[GOAL]: Say how many lines of these entries include the word "body", and answer with the number alone.
((
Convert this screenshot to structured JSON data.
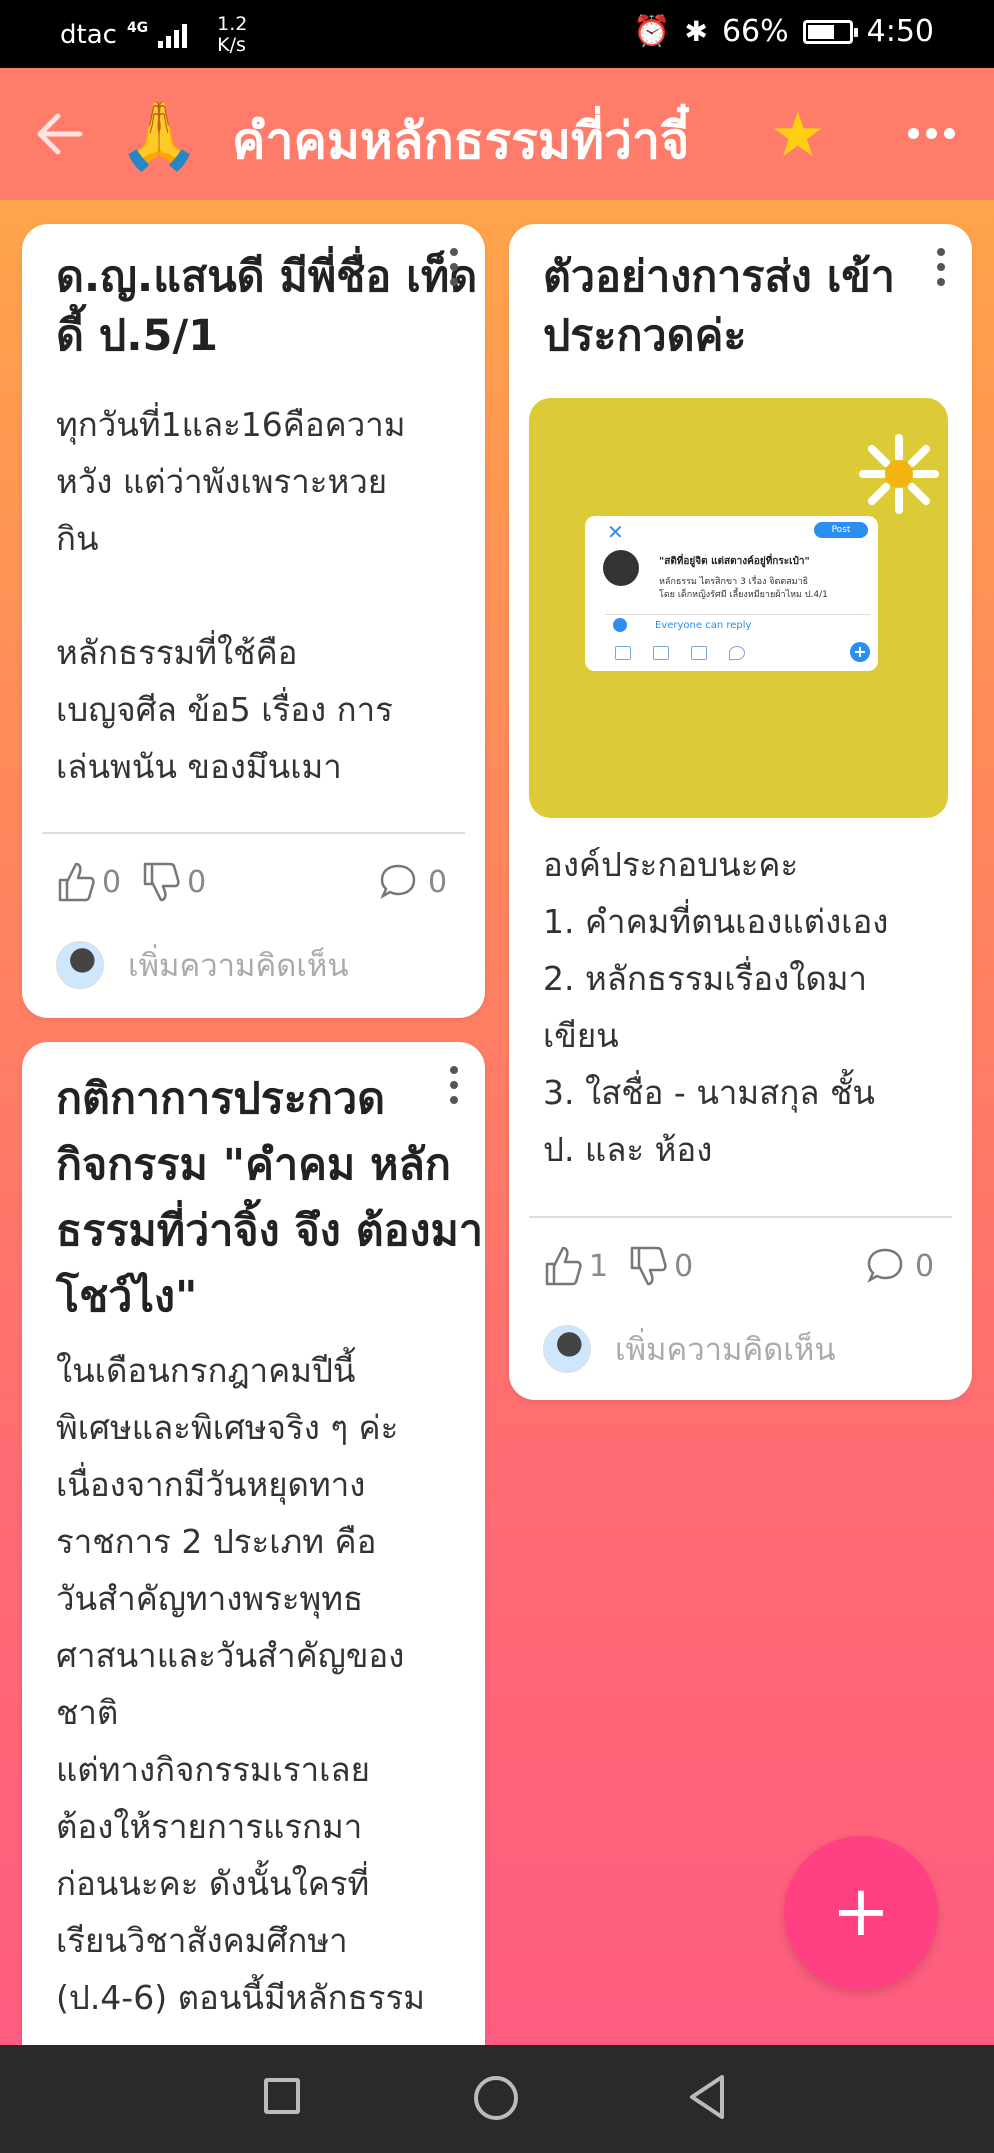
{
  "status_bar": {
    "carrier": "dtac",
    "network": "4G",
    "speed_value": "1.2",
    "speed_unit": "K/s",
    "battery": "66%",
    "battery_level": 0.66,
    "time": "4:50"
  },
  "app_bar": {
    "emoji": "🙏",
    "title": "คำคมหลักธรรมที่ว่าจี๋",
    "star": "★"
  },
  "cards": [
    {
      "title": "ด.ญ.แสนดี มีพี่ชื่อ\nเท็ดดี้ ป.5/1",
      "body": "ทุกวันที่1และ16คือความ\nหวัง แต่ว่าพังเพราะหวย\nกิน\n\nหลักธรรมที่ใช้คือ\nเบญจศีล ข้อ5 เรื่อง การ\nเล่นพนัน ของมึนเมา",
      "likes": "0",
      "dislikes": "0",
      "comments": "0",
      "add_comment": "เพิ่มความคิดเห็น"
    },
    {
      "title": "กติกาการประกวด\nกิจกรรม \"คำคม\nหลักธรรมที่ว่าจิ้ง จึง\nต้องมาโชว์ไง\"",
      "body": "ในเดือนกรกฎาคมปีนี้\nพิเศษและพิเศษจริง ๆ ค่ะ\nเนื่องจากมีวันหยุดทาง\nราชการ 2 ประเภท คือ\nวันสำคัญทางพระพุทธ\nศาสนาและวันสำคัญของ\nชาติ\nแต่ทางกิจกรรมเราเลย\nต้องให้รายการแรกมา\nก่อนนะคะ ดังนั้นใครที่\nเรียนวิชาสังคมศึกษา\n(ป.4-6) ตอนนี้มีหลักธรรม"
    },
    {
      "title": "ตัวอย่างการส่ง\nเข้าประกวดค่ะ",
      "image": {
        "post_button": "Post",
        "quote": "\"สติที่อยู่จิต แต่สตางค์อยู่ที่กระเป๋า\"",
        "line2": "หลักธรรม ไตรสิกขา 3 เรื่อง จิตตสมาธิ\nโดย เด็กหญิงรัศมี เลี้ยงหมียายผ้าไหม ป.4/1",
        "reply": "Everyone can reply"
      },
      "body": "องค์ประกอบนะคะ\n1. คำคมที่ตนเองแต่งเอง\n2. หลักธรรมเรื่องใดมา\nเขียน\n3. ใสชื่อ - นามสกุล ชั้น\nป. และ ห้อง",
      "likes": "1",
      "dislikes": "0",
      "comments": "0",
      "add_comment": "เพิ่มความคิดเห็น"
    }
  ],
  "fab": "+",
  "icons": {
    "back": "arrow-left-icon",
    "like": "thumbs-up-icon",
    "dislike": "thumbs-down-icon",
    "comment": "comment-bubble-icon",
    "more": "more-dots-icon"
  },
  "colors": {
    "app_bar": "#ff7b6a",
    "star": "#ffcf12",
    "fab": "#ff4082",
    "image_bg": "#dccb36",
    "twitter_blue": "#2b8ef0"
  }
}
))
((
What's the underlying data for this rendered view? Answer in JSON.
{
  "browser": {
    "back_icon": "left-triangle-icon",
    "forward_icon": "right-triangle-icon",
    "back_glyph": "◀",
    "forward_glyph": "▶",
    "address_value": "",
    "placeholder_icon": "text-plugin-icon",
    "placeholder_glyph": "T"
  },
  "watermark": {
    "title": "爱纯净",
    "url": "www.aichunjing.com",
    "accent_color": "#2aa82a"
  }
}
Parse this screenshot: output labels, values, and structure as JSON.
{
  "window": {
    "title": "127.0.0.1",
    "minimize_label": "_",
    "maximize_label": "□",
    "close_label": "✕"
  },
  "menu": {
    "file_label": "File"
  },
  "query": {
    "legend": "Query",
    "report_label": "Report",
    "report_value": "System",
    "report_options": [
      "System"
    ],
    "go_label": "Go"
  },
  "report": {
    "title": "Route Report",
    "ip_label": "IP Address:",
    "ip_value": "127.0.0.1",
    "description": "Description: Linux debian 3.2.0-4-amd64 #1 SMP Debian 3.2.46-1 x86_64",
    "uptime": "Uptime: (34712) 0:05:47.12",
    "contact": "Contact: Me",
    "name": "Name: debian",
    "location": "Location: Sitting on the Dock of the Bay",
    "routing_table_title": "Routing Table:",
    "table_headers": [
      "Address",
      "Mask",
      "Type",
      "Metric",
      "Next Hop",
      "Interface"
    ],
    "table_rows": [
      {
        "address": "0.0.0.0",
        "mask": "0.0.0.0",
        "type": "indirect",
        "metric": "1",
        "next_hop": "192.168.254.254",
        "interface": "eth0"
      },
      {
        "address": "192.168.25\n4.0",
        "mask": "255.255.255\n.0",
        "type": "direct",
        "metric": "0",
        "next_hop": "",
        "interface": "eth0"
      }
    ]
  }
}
))
[COMPLETED TASK]: 3